═══ Data provided

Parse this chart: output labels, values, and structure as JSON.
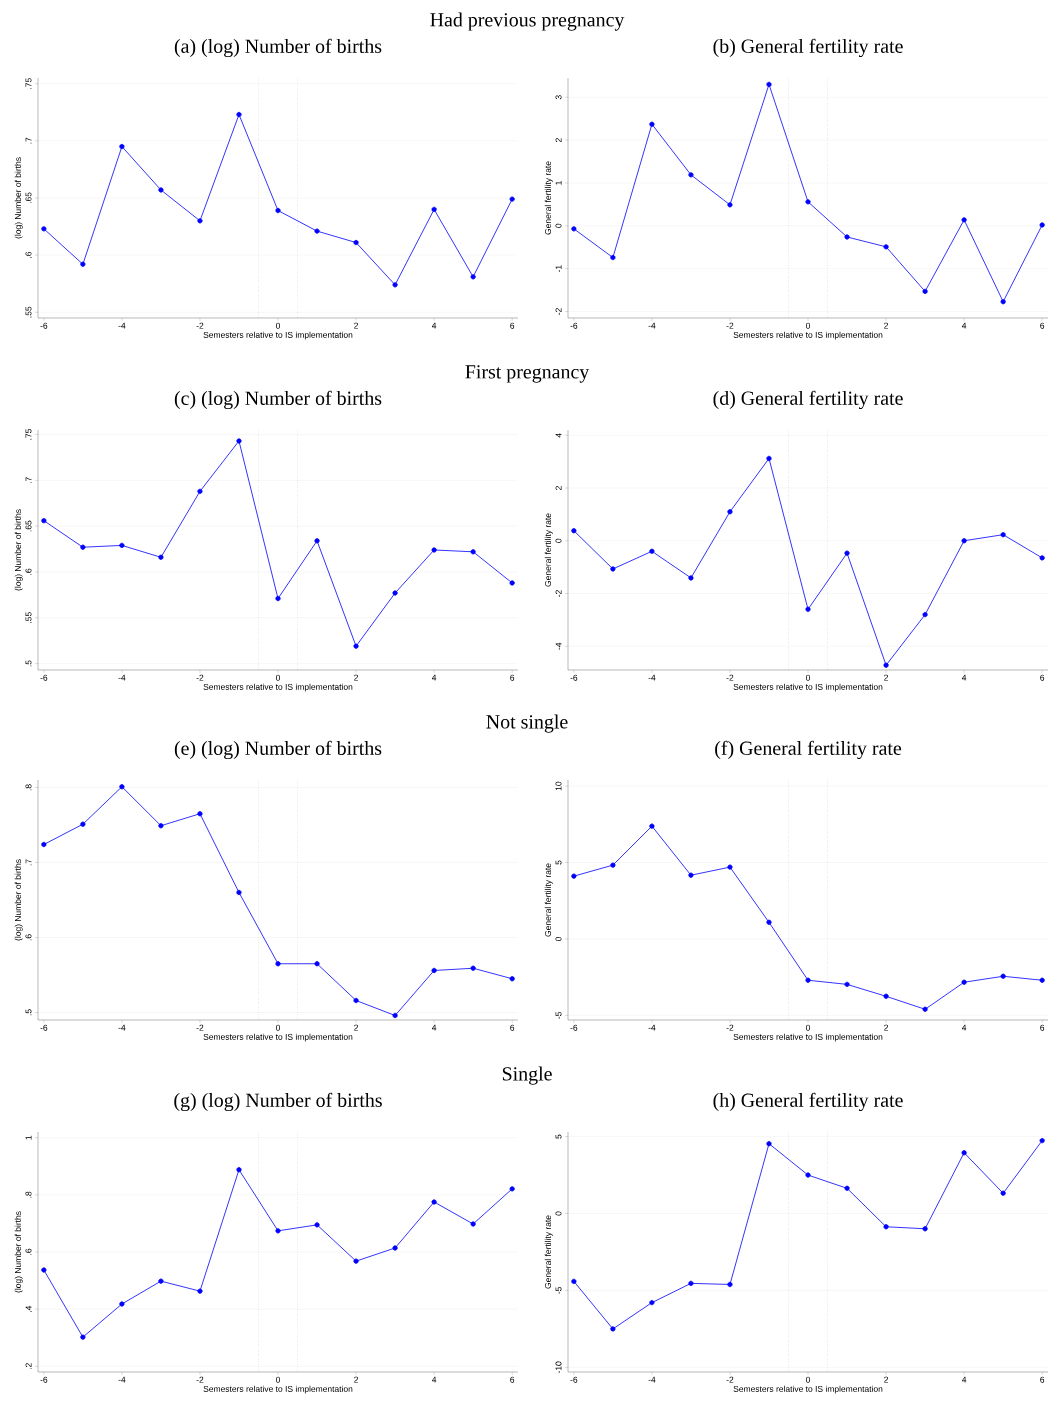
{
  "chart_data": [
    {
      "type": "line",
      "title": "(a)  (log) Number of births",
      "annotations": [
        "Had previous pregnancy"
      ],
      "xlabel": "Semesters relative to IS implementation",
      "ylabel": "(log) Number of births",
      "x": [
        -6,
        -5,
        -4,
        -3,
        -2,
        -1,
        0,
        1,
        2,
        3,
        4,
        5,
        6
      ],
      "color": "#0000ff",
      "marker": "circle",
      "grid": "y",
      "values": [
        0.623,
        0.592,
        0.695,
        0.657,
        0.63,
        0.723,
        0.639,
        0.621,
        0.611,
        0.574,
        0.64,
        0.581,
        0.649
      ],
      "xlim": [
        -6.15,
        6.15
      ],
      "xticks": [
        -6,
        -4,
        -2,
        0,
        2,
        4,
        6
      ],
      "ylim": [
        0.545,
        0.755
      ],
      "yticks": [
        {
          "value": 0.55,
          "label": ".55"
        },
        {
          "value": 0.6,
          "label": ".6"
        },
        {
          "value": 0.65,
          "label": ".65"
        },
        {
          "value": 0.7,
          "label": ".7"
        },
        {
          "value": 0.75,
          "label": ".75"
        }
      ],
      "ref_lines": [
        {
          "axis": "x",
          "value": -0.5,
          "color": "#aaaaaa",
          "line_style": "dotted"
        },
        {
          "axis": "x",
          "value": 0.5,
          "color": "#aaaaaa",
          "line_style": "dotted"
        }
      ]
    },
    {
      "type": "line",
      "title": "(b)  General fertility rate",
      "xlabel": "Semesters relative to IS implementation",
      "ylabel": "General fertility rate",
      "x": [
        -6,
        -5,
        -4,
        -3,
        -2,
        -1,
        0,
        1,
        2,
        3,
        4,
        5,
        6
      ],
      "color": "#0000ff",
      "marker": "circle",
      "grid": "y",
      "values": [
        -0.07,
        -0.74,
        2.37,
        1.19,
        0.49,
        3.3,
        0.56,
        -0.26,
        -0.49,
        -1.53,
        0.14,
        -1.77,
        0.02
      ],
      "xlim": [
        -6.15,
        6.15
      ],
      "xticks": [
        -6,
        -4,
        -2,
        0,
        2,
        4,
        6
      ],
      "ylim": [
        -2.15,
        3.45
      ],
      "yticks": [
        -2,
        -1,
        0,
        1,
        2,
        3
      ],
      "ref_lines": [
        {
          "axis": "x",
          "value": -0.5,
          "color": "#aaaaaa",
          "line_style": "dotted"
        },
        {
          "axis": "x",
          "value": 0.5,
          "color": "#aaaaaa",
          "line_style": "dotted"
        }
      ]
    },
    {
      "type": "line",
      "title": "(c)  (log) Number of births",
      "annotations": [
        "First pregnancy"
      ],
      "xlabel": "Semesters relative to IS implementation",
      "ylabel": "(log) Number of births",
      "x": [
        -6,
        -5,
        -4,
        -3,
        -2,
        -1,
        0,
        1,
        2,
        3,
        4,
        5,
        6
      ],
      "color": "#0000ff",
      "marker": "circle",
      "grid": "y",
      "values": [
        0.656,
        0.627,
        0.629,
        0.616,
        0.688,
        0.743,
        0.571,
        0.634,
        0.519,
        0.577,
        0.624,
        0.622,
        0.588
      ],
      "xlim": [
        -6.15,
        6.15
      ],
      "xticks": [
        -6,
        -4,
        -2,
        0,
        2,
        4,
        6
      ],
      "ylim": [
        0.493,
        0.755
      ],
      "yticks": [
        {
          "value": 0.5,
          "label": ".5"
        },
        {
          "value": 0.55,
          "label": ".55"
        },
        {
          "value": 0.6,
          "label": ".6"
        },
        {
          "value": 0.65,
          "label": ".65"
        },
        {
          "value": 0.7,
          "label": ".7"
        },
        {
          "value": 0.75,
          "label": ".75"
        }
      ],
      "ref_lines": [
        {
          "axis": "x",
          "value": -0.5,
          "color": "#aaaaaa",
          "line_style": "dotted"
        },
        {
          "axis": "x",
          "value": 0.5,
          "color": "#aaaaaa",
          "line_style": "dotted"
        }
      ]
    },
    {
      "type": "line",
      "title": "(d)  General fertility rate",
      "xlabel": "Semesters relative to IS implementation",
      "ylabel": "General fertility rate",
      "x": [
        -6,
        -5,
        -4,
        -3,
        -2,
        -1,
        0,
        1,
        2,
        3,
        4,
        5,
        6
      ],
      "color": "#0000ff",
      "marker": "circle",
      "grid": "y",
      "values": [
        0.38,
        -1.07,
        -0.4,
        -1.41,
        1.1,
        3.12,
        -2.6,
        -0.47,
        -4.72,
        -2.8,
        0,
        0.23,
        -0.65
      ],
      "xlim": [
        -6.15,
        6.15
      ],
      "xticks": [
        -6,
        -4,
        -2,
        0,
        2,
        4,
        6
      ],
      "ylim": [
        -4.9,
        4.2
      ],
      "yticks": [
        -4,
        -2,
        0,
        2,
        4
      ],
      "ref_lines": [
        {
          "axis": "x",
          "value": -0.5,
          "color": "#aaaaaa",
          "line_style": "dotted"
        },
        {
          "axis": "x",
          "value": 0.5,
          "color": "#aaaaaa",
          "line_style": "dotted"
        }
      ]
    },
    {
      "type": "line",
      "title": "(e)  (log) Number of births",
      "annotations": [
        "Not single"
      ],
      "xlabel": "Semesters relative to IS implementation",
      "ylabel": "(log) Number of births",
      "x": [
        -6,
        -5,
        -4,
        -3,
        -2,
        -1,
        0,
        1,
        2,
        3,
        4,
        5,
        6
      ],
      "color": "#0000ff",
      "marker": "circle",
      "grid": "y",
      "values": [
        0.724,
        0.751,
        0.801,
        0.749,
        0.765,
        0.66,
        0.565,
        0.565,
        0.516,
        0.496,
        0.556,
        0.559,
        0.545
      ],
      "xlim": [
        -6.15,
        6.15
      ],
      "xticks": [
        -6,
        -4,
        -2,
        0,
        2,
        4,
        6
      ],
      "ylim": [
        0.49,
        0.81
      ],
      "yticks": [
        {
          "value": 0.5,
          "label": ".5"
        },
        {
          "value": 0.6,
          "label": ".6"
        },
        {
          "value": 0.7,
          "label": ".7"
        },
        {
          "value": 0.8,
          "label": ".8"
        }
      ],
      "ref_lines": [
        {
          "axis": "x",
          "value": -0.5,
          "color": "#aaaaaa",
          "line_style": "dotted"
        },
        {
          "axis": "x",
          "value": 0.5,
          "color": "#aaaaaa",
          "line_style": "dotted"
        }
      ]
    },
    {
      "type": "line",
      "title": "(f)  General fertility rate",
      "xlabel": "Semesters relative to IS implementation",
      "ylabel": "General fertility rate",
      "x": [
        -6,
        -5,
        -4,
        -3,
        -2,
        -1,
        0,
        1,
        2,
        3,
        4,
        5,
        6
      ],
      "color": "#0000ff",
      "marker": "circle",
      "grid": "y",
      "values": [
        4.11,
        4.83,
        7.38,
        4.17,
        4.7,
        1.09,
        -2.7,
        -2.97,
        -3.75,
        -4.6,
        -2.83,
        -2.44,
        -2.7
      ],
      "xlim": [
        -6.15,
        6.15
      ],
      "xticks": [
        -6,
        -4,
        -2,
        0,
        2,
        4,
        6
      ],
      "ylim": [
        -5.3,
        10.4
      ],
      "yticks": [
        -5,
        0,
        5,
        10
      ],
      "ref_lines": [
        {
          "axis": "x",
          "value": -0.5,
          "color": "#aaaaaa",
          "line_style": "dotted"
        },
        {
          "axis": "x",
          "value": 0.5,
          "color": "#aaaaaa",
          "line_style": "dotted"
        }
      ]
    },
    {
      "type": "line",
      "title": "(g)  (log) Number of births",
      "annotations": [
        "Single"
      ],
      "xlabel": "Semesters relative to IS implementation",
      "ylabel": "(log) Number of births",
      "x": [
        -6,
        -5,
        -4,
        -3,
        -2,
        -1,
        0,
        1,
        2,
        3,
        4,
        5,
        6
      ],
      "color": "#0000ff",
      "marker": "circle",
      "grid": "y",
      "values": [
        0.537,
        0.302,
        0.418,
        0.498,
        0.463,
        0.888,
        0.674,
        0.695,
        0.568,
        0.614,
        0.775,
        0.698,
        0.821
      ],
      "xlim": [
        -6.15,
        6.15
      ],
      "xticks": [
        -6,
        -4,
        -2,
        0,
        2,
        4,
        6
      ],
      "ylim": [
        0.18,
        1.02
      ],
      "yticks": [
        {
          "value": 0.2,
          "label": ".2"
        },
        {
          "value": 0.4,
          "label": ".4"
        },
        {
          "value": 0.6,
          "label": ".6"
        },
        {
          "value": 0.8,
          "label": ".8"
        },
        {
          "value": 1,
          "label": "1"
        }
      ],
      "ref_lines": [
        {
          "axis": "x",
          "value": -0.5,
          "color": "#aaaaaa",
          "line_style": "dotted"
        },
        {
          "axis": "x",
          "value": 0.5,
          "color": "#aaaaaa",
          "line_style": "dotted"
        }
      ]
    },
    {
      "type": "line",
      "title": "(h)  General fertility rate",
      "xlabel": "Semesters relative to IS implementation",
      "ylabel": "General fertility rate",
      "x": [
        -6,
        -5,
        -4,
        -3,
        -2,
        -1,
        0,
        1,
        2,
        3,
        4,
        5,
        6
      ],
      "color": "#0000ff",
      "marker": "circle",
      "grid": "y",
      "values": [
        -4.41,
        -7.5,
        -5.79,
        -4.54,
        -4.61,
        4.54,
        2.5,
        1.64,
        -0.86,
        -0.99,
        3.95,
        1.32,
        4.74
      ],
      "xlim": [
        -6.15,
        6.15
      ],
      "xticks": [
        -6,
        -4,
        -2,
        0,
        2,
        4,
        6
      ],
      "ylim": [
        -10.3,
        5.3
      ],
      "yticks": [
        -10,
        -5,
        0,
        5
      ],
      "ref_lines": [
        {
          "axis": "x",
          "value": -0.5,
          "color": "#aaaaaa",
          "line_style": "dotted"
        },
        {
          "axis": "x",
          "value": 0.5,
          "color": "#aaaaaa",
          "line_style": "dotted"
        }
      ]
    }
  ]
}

══════

# [What you will do]
Out of the material above, gather each line where "pregnancy" appears.

# [Correct answer]
        "Had previous pregnancy"
        "First pregnancy"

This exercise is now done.